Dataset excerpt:
↓

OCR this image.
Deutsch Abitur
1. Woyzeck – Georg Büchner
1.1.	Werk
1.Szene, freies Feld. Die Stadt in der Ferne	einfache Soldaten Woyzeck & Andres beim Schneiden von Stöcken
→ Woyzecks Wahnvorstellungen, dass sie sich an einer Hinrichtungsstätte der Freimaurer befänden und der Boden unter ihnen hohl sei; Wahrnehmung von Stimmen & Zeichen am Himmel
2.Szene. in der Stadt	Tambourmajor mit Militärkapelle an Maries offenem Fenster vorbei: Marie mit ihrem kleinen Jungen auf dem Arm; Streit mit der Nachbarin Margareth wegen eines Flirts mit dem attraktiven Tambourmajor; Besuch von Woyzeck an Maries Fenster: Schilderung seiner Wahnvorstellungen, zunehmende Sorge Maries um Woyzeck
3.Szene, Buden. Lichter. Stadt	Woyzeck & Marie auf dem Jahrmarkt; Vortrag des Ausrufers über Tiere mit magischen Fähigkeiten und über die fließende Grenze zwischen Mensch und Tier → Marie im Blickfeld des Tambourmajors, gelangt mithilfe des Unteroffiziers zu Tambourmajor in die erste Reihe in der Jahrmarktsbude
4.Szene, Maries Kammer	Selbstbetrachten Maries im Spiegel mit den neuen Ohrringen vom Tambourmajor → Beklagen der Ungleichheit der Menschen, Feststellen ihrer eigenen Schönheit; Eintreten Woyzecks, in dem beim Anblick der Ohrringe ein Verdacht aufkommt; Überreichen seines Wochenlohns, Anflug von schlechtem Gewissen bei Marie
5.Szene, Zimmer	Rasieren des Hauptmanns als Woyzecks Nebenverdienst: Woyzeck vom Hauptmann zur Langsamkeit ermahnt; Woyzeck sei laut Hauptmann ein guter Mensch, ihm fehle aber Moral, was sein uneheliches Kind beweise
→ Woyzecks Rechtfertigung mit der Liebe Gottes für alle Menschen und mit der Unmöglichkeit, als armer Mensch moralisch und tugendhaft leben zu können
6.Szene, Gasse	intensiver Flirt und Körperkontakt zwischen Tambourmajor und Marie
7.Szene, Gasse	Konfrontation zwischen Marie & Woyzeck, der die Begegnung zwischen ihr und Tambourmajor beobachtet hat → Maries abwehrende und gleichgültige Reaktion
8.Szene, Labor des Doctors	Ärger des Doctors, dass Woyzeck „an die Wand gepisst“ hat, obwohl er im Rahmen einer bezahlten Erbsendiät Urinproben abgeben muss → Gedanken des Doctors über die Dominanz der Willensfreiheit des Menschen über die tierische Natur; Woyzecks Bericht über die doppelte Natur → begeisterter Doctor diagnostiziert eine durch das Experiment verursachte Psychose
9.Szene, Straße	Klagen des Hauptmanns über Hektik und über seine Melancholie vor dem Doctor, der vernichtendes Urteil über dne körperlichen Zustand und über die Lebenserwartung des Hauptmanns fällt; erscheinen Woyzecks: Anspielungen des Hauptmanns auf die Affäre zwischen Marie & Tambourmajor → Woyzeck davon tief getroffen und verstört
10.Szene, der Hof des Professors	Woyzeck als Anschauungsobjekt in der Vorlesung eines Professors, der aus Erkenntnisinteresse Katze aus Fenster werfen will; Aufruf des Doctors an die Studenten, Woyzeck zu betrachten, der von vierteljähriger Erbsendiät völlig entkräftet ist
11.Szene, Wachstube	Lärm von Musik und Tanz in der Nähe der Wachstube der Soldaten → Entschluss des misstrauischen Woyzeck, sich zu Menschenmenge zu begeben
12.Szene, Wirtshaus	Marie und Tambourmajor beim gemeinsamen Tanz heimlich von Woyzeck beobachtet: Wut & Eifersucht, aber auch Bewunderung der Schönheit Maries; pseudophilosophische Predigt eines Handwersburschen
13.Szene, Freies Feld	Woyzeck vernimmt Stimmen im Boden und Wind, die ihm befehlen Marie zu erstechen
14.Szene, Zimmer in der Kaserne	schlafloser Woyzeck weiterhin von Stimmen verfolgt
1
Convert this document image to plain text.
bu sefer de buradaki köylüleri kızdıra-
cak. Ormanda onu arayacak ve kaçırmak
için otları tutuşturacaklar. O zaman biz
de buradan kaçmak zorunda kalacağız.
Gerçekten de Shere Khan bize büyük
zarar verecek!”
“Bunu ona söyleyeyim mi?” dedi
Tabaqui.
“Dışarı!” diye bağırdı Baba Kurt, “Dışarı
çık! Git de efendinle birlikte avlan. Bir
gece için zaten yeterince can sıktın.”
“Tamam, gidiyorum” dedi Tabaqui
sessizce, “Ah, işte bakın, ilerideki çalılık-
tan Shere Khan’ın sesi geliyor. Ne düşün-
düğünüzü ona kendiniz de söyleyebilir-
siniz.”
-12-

↑

**What the exercise asks**
Retype the material above, line by line, exactly.

**Response to this task**
OCR this image.
Deutsch Abitur
1. Woyzeck – Georg Büchner
1.1.	Werk
1.Szene, freies Feld. Die Stadt in der Ferne	einfache Soldaten Woyzeck & Andres beim Schneiden von Stöcken
→ Woyzecks Wahnvorstellungen, dass sie sich an einer Hinrichtungsstätte der Freimaurer befänden und der Boden unter ihnen hohl sei; Wahrnehmung von Stimmen & Zeichen am Himmel
2.Szene. in der Stadt	Tambourmajor mit Militärkapelle an Maries offenem Fenster vorbei: Marie mit ihrem kleinen Jungen auf dem Arm; Streit mit der Nachbarin Margareth wegen eines Flirts mit dem attraktiven Tambourmajor; Besuch von Woyzeck an Maries Fenster: Schilderung seiner Wahnvorstellungen, zunehmende Sorge Maries um Woyzeck
3.Szene, Buden. Lichter. Stadt	Woyzeck & Marie auf dem Jahrmarkt; Vortrag des Ausrufers über Tiere mit magischen Fähigkeiten und über die fließende Grenze zwischen Mensch und Tier → Marie im Blickfeld des Tambourmajors, gelangt mithilfe des Unteroffiziers zu Tambourmajor in die erste Reihe in der Jahrmarktsbude
4.Szene, Maries Kammer	Selbstbetrachten Maries im Spiegel mit den neuen Ohrringen vom Tambourmajor → Beklagen der Ungleichheit der Menschen, Feststellen ihrer eigenen Schönheit; Eintreten Woyzecks, in dem beim Anblick der Ohrringe ein Verdacht aufkommt; Überreichen seines Wochenlohns, Anflug von schlechtem Gewissen bei Marie
5.Szene, Zimmer	Rasieren des Hauptmanns als Woyzecks Nebenverdienst: Woyzeck vom Hauptmann zur Langsamkeit ermahnt; Woyzeck sei laut Hauptmann ein guter Mensch, ihm fehle aber Moral, was sein uneheliches Kind beweise
→ Woyzecks Rechtfertigung mit der Liebe Gottes für alle Menschen und mit der Unmöglichkeit, als armer Mensch moralisch und tugendhaft leben zu können
6.Szene, Gasse	intensiver Flirt und Körperkontakt zwischen Tambourmajor und Marie
7.Szene, Gasse	Konfrontation zwischen Marie & Woyzeck, der die Begegnung zwischen ihr und Tambourmajor beobachtet hat → Maries abwehrende und gleichgültige Reaktion
8.Szene, Labor des Doctors	Ärger des Doctors, dass Woyzeck „an die Wand gepisst“ hat, obwohl er im Rahmen einer bezahlten Erbsendiät Urinproben abgeben muss → Gedanken des Doctors über die Dominanz der Willensfreiheit des Menschen über die tierische Natur; Woyzecks Bericht über die doppelte Natur → begeisterter Doctor diagnostiziert eine durch das Experiment verursachte Psychose
9.Szene, Straße	Klagen des Hauptmanns über Hektik und über seine Melancholie vor dem Doctor, der vernichtendes Urteil über dne körperlichen Zustand und über die Lebenserwartung des Hauptmanns fällt; erscheinen Woyzecks: Anspielungen des Hauptmanns auf die Affäre zwischen Marie & Tambourmajor → Woyzeck davon tief getroffen und verstört
10.Szene, der Hof des Professors	Woyzeck als Anschauungsobjekt in der Vorlesung eines Professors, der aus Erkenntnisinteresse Katze aus Fenster werfen will; Aufruf des Doctors an die Studenten, Woyzeck zu betrachten, der von vierteljähriger Erbsendiät völlig entkräftet ist
11.Szene, Wachstube	Lärm von Musik und Tanz in der Nähe der Wachstube der Soldaten → Entschluss des misstrauischen Woyzeck, sich zu Menschenmenge zu begeben
12.Szene, Wirtshaus	Marie und Tambourmajor beim gemeinsamen Tanz heimlich von Woyzeck beobachtet: Wut & Eifersucht, aber auch Bewunderung der Schönheit Maries; pseudophilosophische Predigt eines Handwersburschen
13.Szene, Freies Feld	Woyzeck vernimmt Stimmen im Boden und Wind, die ihm befehlen Marie zu erstechen
14.Szene, Zimmer in der Kaserne	schlafloser Woyzeck weiterhin von Stimmen verfolgt
1
Convert this document image to plain text.
bu sefer de buradaki köylüleri kızdıra-
cak. Ormanda onu arayacak ve kaçırmak
için otları tutuşturacaklar. O zaman biz
de buradan kaçmak zorunda kalacağız.
Gerçekten de Shere Khan bize büyük
zarar verecek!”
“Bunu ona söyleyeyim mi?” dedi
Tabaqui.
“Dışarı!” diye bağırdı Baba Kurt, “Dışarı
çık! Git de efendinle birlikte avlan. Bir
gece için zaten yeterince can sıktın.”
“Tamam, gidiyorum” dedi Tabaqui
sessizce, “Ah, işte bakın, ilerideki çalılık-
tan Shere Khan’ın sesi geliyor. Ne düşün-
düğünüzü ona kendiniz de söyleyebilir-
siniz.”
-12-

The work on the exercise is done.